Exercise prompt: Retype the listing that follows, word for word.

Stored records
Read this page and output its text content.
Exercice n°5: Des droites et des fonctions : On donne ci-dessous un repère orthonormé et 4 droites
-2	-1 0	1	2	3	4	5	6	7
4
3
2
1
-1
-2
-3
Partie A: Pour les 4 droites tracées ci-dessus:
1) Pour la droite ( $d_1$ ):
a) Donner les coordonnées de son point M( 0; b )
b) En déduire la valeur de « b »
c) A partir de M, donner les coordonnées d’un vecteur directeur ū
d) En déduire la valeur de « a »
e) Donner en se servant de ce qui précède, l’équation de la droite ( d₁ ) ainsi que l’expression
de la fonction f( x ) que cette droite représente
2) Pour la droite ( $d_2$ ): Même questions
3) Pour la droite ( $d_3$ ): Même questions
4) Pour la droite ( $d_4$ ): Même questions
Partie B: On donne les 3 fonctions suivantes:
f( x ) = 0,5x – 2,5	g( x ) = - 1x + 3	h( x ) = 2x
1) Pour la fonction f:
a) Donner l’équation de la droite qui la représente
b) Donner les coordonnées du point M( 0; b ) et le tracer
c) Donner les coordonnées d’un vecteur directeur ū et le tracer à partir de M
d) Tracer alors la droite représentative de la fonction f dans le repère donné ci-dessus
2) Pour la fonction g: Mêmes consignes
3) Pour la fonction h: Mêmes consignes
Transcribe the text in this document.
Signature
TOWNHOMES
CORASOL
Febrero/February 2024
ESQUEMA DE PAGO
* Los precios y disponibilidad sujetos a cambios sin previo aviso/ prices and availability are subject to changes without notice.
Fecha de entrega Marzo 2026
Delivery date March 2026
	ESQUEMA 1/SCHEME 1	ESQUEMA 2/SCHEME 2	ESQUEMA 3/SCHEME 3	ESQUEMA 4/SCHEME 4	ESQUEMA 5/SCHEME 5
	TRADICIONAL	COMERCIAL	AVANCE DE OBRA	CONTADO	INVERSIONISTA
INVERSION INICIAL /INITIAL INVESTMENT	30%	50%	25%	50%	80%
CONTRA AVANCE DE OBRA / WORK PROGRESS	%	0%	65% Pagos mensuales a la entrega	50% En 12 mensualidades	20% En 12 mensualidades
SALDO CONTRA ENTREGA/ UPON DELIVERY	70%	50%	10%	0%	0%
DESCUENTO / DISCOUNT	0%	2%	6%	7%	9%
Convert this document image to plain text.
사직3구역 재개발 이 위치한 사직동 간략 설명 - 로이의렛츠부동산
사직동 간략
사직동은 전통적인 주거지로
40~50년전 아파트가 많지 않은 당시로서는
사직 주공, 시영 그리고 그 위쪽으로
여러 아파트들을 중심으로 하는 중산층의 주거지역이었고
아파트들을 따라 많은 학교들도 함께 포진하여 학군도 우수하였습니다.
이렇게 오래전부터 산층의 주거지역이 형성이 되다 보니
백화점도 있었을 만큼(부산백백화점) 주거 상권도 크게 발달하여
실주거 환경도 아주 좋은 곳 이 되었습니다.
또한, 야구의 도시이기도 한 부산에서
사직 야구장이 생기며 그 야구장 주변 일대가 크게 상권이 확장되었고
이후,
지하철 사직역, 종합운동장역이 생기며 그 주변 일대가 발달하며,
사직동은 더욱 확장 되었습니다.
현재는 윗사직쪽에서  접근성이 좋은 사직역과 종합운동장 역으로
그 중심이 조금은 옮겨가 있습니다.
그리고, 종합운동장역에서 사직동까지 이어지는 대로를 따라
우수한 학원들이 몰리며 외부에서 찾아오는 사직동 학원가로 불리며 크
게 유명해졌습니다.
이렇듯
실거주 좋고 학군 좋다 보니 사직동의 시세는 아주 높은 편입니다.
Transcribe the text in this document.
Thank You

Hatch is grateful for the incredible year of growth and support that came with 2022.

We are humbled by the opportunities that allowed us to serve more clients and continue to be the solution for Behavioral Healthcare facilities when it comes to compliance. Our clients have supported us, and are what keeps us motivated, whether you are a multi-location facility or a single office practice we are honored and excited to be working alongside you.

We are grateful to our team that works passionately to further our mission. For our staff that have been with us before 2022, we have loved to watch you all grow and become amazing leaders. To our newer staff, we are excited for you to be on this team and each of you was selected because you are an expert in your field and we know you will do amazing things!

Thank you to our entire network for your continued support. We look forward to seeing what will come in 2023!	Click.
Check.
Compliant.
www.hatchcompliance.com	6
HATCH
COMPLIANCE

Finished task:
Read this page and output its text content.
Exercice n°5: Des droites et des fonctions : On donne ci-dessous un repère orthonormé et 4 droites
-2	-1 0	1	2	3	4	5	6	7
4
3
2
1
-1
-2
-3
Partie A: Pour les 4 droites tracées ci-dessus:
1) Pour la droite ( $d_1$ ):
a) Donner les coordonnées de son point M( 0; b )
b) En déduire la valeur de « b »
c) A partir de M, donner les coordonnées d’un vecteur directeur ū
d) En déduire la valeur de « a »
e) Donner en se servant de ce qui précède, l’équation de la droite ( d₁ ) ainsi que l’expression
de la fonction f( x ) que cette droite représente
2) Pour la droite ( $d_2$ ): Même questions
3) Pour la droite ( $d_3$ ): Même questions
4) Pour la droite ( $d_4$ ): Même questions
Partie B: On donne les 3 fonctions suivantes:
f( x ) = 0,5x – 2,5	g( x ) = - 1x + 3	h( x ) = 2x
1) Pour la fonction f:
a) Donner l’équation de la droite qui la représente
b) Donner les coordonnées du point M( 0; b ) et le tracer
c) Donner les coordonnées d’un vecteur directeur ū et le tracer à partir de M
d) Tracer alors la droite représentative de la fonction f dans le repère donné ci-dessus
2) Pour la fonction g: Mêmes consignes
3) Pour la fonction h: Mêmes consignes
Transcribe the text in this document.
Signature
TOWNHOMES
CORASOL
Febrero/February 2024
ESQUEMA DE PAGO
* Los precios y disponibilidad sujetos a cambios sin previo aviso/ prices and availability are subject to changes without notice.
Fecha de entrega Marzo 2026
Delivery date March 2026
	ESQUEMA 1/SCHEME 1	ESQUEMA 2/SCHEME 2	ESQUEMA 3/SCHEME 3	ESQUEMA 4/SCHEME 4	ESQUEMA 5/SCHEME 5
	TRADICIONAL	COMERCIAL	AVANCE DE OBRA	CONTADO	INVERSIONISTA
INVERSION INICIAL /INITIAL INVESTMENT	30%	50%	25%	50%	80%
CONTRA AVANCE DE OBRA / WORK PROGRESS	%	0%	65% Pagos mensuales a la entrega	50% En 12 mensualidades	20% En 12 mensualidades
SALDO CONTRA ENTREGA/ UPON DELIVERY	70%	50%	10%	0%	0%
DESCUENTO / DISCOUNT	0%	2%	6%	7%	9%
Convert this document image to plain text.
사직3구역 재개발 이 위치한 사직동 간략 설명 - 로이의렛츠부동산
사직동 간략
사직동은 전통적인 주거지로
40~50년전 아파트가 많지 않은 당시로서는
사직 주공, 시영 그리고 그 위쪽으로
여러 아파트들을 중심으로 하는 중산층의 주거지역이었고
아파트들을 따라 많은 학교들도 함께 포진하여 학군도 우수하였습니다.
이렇게 오래전부터 산층의 주거지역이 형성이 되다 보니
백화점도 있었을 만큼(부산백백화점) 주거 상권도 크게 발달하여
실주거 환경도 아주 좋은 곳 이 되었습니다.
또한, 야구의 도시이기도 한 부산에서
사직 야구장이 생기며 그 야구장 주변 일대가 크게 상권이 확장되었고
이후,
지하철 사직역, 종합운동장역이 생기며 그 주변 일대가 발달하며,
사직동은 더욱 확장 되었습니다.
현재는 윗사직쪽에서  접근성이 좋은 사직역과 종합운동장 역으로
그 중심이 조금은 옮겨가 있습니다.
그리고, 종합운동장역에서 사직동까지 이어지는 대로를 따라
우수한 학원들이 몰리며 외부에서 찾아오는 사직동 학원가로 불리며 크
게 유명해졌습니다.
이렇듯
실거주 좋고 학군 좋다 보니 사직동의 시세는 아주 높은 편입니다.
Transcribe the text in this document.
Thank You

Hatch is grateful for the incredible year of growth and support that came with 2022.

We are humbled by the opportunities that allowed us to serve more clients and continue to be the solution for Behavioral Healthcare facilities when it comes to compliance. Our clients have supported us, and are what keeps us motivated, whether you are a multi-location facility or a single office practice we are honored and excited to be working alongside you.

We are grateful to our team that works passionately to further our mission. For our staff that have been with us before 2022, we have loved to watch you all grow and become amazing leaders. To our newer staff, we are excited for you to be on this team and each of you was selected because you are an expert in your field and we know you will do amazing things!

Thank you to our entire network for your continued support. We look forward to seeing what will come in 2023!	Click.
Check.
Compliant.
www.hatchcompliance.com	6
HATCH
COMPLIANCE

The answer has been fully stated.